◆ WHAT IS NEEDED ◆
Please give the entries again in full and exactly, without any picture.
-- start of EXTRACTED INFORMATION --
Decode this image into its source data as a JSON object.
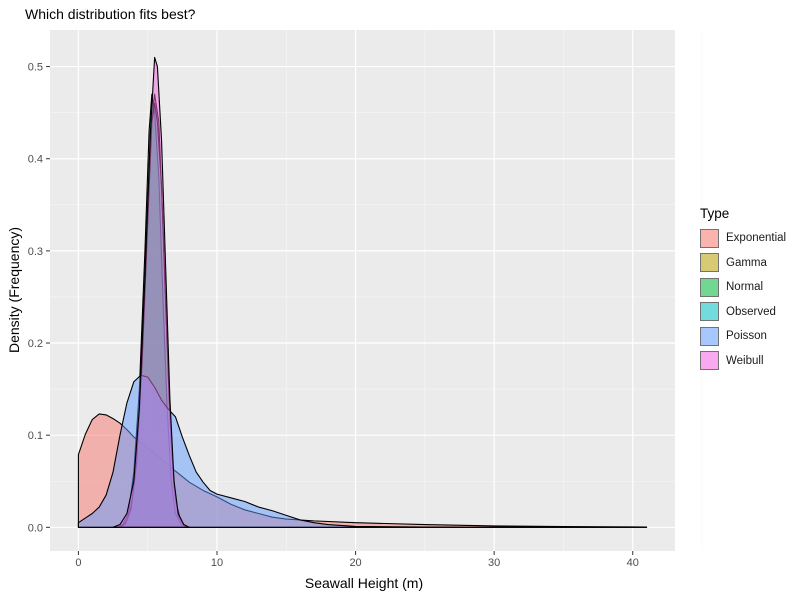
{
  "chart_data": {
    "type": "area",
    "title": "Which distribution fits best?",
    "xlabel": "Seawall Height (m)",
    "ylabel": "Density (Frequency)",
    "xlim": [
      -2.05,
      43.05
    ],
    "ylim": [
      -0.0257,
      0.5397
    ],
    "x_ticks": [
      0,
      10,
      20,
      30,
      40
    ],
    "y_ticks": [
      0.0,
      0.1,
      0.2,
      0.3,
      0.4,
      0.5
    ],
    "x_tick_labels": [
      "0",
      "10",
      "20",
      "30",
      "40"
    ],
    "y_tick_labels": [
      "0.0",
      "0.1",
      "0.2",
      "0.3",
      "0.4",
      "0.5"
    ],
    "grid": true,
    "legend_position": "right",
    "legend_title": "Type",
    "series": [
      {
        "name": "Exponential",
        "color": "#F8766D",
        "points": [
          [
            0,
            0.079
          ],
          [
            0.5,
            0.101
          ],
          [
            1,
            0.117
          ],
          [
            1.5,
            0.123
          ],
          [
            2,
            0.122
          ],
          [
            2.5,
            0.118
          ],
          [
            3,
            0.113
          ],
          [
            3.5,
            0.106
          ],
          [
            4,
            0.098
          ],
          [
            5,
            0.086
          ],
          [
            6,
            0.074
          ],
          [
            7,
            0.061
          ],
          [
            8,
            0.049
          ],
          [
            9,
            0.04
          ],
          [
            10,
            0.033
          ],
          [
            11,
            0.025
          ],
          [
            12,
            0.019
          ],
          [
            13,
            0.015
          ],
          [
            14,
            0.011
          ],
          [
            15,
            0.009
          ],
          [
            17,
            0.007
          ],
          [
            20,
            0.005
          ],
          [
            25,
            0.003
          ],
          [
            30,
            0.0015
          ],
          [
            35,
            0.0008
          ],
          [
            41,
            0.0003
          ]
        ]
      },
      {
        "name": "Gamma",
        "color": "#B79F00",
        "points": [
          [
            2.8,
            0.0
          ],
          [
            3.2,
            0.002
          ],
          [
            3.6,
            0.01
          ],
          [
            4.0,
            0.04
          ],
          [
            4.4,
            0.12
          ],
          [
            4.8,
            0.27
          ],
          [
            5.2,
            0.43
          ],
          [
            5.5,
            0.47
          ],
          [
            5.8,
            0.44
          ],
          [
            6.1,
            0.33
          ],
          [
            6.4,
            0.2
          ],
          [
            6.7,
            0.09
          ],
          [
            7.0,
            0.03
          ],
          [
            7.4,
            0.006
          ],
          [
            7.8,
            0.0
          ]
        ]
      },
      {
        "name": "Normal",
        "color": "#00BA38",
        "points": [
          [
            2.8,
            0.0
          ],
          [
            3.2,
            0.003
          ],
          [
            3.6,
            0.015
          ],
          [
            4.0,
            0.06
          ],
          [
            4.4,
            0.15
          ],
          [
            4.8,
            0.3
          ],
          [
            5.1,
            0.43
          ],
          [
            5.3,
            0.47
          ],
          [
            5.5,
            0.45
          ],
          [
            5.8,
            0.38
          ],
          [
            6.1,
            0.25
          ],
          [
            6.4,
            0.13
          ],
          [
            6.7,
            0.05
          ],
          [
            7.0,
            0.015
          ],
          [
            7.4,
            0.003
          ],
          [
            7.8,
            0.0
          ]
        ]
      },
      {
        "name": "Observed",
        "color": "#00BFC4",
        "points": [
          [
            3.0,
            0.0
          ],
          [
            3.4,
            0.004
          ],
          [
            3.8,
            0.02
          ],
          [
            4.2,
            0.07
          ],
          [
            4.6,
            0.18
          ],
          [
            5.0,
            0.33
          ],
          [
            5.3,
            0.44
          ],
          [
            5.5,
            0.46
          ],
          [
            5.7,
            0.44
          ],
          [
            6.0,
            0.37
          ],
          [
            6.3,
            0.24
          ],
          [
            6.6,
            0.12
          ],
          [
            6.9,
            0.045
          ],
          [
            7.2,
            0.012
          ],
          [
            7.6,
            0.002
          ],
          [
            8.0,
            0.0
          ]
        ]
      },
      {
        "name": "Poisson",
        "color": "#619CFF",
        "points": [
          [
            0,
            0.005
          ],
          [
            0.5,
            0.01
          ],
          [
            1,
            0.015
          ],
          [
            1.5,
            0.022
          ],
          [
            2,
            0.035
          ],
          [
            2.5,
            0.06
          ],
          [
            3,
            0.1
          ],
          [
            3.5,
            0.135
          ],
          [
            4,
            0.158
          ],
          [
            4.5,
            0.165
          ],
          [
            5,
            0.163
          ],
          [
            5.5,
            0.152
          ],
          [
            6,
            0.138
          ],
          [
            6.5,
            0.128
          ],
          [
            7,
            0.12
          ],
          [
            7.5,
            0.098
          ],
          [
            8,
            0.078
          ],
          [
            8.5,
            0.06
          ],
          [
            9,
            0.049
          ],
          [
            9.5,
            0.04
          ],
          [
            10,
            0.036
          ],
          [
            11,
            0.032
          ],
          [
            12,
            0.028
          ],
          [
            13,
            0.022
          ],
          [
            14,
            0.018
          ],
          [
            15,
            0.013
          ],
          [
            16,
            0.008
          ],
          [
            17,
            0.005
          ],
          [
            18,
            0.003
          ],
          [
            20,
            0.001
          ],
          [
            25,
            0.0003
          ],
          [
            30,
            0.0002
          ],
          [
            35,
            0.0001
          ],
          [
            41,
            0.0
          ]
        ]
      },
      {
        "name": "Weibull",
        "color": "#F564E3",
        "points": [
          [
            2.5,
            0.0
          ],
          [
            3.0,
            0.003
          ],
          [
            3.5,
            0.015
          ],
          [
            4.0,
            0.05
          ],
          [
            4.4,
            0.13
          ],
          [
            4.8,
            0.27
          ],
          [
            5.2,
            0.43
          ],
          [
            5.5,
            0.51
          ],
          [
            5.7,
            0.5
          ],
          [
            6.0,
            0.42
          ],
          [
            6.3,
            0.28
          ],
          [
            6.6,
            0.14
          ],
          [
            6.9,
            0.05
          ],
          [
            7.2,
            0.015
          ],
          [
            7.6,
            0.003
          ],
          [
            8.0,
            0.0
          ]
        ]
      }
    ]
  }
}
-- end of EXTRACTED INFORMATION --
◆ PROBLEM SOLUTION ◆
Decode this image into its source data as a JSON object.
{
  "chart_data": {
    "type": "area",
    "title": "Which distribution fits best?",
    "xlabel": "Seawall Height (m)",
    "ylabel": "Density (Frequency)",
    "xlim": [
      -2.05,
      43.05
    ],
    "ylim": [
      -0.0257,
      0.5397
    ],
    "x_ticks": [
      0,
      10,
      20,
      30,
      40
    ],
    "y_ticks": [
      0.0,
      0.1,
      0.2,
      0.3,
      0.4,
      0.5
    ],
    "x_tick_labels": [
      "0",
      "10",
      "20",
      "30",
      "40"
    ],
    "y_tick_labels": [
      "0.0",
      "0.1",
      "0.2",
      "0.3",
      "0.4",
      "0.5"
    ],
    "grid": true,
    "legend_position": "right",
    "legend_title": "Type",
    "series": [
      {
        "name": "Exponential",
        "color": "#F8766D",
        "points": [
          [
            0,
            0.079
          ],
          [
            0.5,
            0.101
          ],
          [
            1,
            0.117
          ],
          [
            1.5,
            0.123
          ],
          [
            2,
            0.122
          ],
          [
            2.5,
            0.118
          ],
          [
            3,
            0.113
          ],
          [
            3.5,
            0.106
          ],
          [
            4,
            0.098
          ],
          [
            5,
            0.086
          ],
          [
            6,
            0.074
          ],
          [
            7,
            0.061
          ],
          [
            8,
            0.049
          ],
          [
            9,
            0.04
          ],
          [
            10,
            0.033
          ],
          [
            11,
            0.025
          ],
          [
            12,
            0.019
          ],
          [
            13,
            0.015
          ],
          [
            14,
            0.011
          ],
          [
            15,
            0.009
          ],
          [
            17,
            0.007
          ],
          [
            20,
            0.005
          ],
          [
            25,
            0.003
          ],
          [
            30,
            0.0015
          ],
          [
            35,
            0.0008
          ],
          [
            41,
            0.0003
          ]
        ]
      },
      {
        "name": "Gamma",
        "color": "#B79F00",
        "points": [
          [
            2.8,
            0.0
          ],
          [
            3.2,
            0.002
          ],
          [
            3.6,
            0.01
          ],
          [
            4.0,
            0.04
          ],
          [
            4.4,
            0.12
          ],
          [
            4.8,
            0.27
          ],
          [
            5.2,
            0.43
          ],
          [
            5.5,
            0.47
          ],
          [
            5.8,
            0.44
          ],
          [
            6.1,
            0.33
          ],
          [
            6.4,
            0.2
          ],
          [
            6.7,
            0.09
          ],
          [
            7.0,
            0.03
          ],
          [
            7.4,
            0.006
          ],
          [
            7.8,
            0.0
          ]
        ]
      },
      {
        "name": "Normal",
        "color": "#00BA38",
        "points": [
          [
            2.8,
            0.0
          ],
          [
            3.2,
            0.003
          ],
          [
            3.6,
            0.015
          ],
          [
            4.0,
            0.06
          ],
          [
            4.4,
            0.15
          ],
          [
            4.8,
            0.3
          ],
          [
            5.1,
            0.43
          ],
          [
            5.3,
            0.47
          ],
          [
            5.5,
            0.45
          ],
          [
            5.8,
            0.38
          ],
          [
            6.1,
            0.25
          ],
          [
            6.4,
            0.13
          ],
          [
            6.7,
            0.05
          ],
          [
            7.0,
            0.015
          ],
          [
            7.4,
            0.003
          ],
          [
            7.8,
            0.0
          ]
        ]
      },
      {
        "name": "Observed",
        "color": "#00BFC4",
        "points": [
          [
            3.0,
            0.0
          ],
          [
            3.4,
            0.004
          ],
          [
            3.8,
            0.02
          ],
          [
            4.2,
            0.07
          ],
          [
            4.6,
            0.18
          ],
          [
            5.0,
            0.33
          ],
          [
            5.3,
            0.44
          ],
          [
            5.5,
            0.46
          ],
          [
            5.7,
            0.44
          ],
          [
            6.0,
            0.37
          ],
          [
            6.3,
            0.24
          ],
          [
            6.6,
            0.12
          ],
          [
            6.9,
            0.045
          ],
          [
            7.2,
            0.012
          ],
          [
            7.6,
            0.002
          ],
          [
            8.0,
            0.0
          ]
        ]
      },
      {
        "name": "Poisson",
        "color": "#619CFF",
        "points": [
          [
            0,
            0.005
          ],
          [
            0.5,
            0.01
          ],
          [
            1,
            0.015
          ],
          [
            1.5,
            0.022
          ],
          [
            2,
            0.035
          ],
          [
            2.5,
            0.06
          ],
          [
            3,
            0.1
          ],
          [
            3.5,
            0.135
          ],
          [
            4,
            0.158
          ],
          [
            4.5,
            0.165
          ],
          [
            5,
            0.163
          ],
          [
            5.5,
            0.152
          ],
          [
            6,
            0.138
          ],
          [
            6.5,
            0.128
          ],
          [
            7,
            0.12
          ],
          [
            7.5,
            0.098
          ],
          [
            8,
            0.078
          ],
          [
            8.5,
            0.06
          ],
          [
            9,
            0.049
          ],
          [
            9.5,
            0.04
          ],
          [
            10,
            0.036
          ],
          [
            11,
            0.032
          ],
          [
            12,
            0.028
          ],
          [
            13,
            0.022
          ],
          [
            14,
            0.018
          ],
          [
            15,
            0.013
          ],
          [
            16,
            0.008
          ],
          [
            17,
            0.005
          ],
          [
            18,
            0.003
          ],
          [
            20,
            0.001
          ],
          [
            25,
            0.0003
          ],
          [
            30,
            0.0002
          ],
          [
            35,
            0.0001
          ],
          [
            41,
            0.0
          ]
        ]
      },
      {
        "name": "Weibull",
        "color": "#F564E3",
        "points": [
          [
            2.5,
            0.0
          ],
          [
            3.0,
            0.003
          ],
          [
            3.5,
            0.015
          ],
          [
            4.0,
            0.05
          ],
          [
            4.4,
            0.13
          ],
          [
            4.8,
            0.27
          ],
          [
            5.2,
            0.43
          ],
          [
            5.5,
            0.51
          ],
          [
            5.7,
            0.5
          ],
          [
            6.0,
            0.42
          ],
          [
            6.3,
            0.28
          ],
          [
            6.6,
            0.14
          ],
          [
            6.9,
            0.05
          ],
          [
            7.2,
            0.015
          ],
          [
            7.6,
            0.003
          ],
          [
            8.0,
            0.0
          ]
        ]
      }
    ]
  }
}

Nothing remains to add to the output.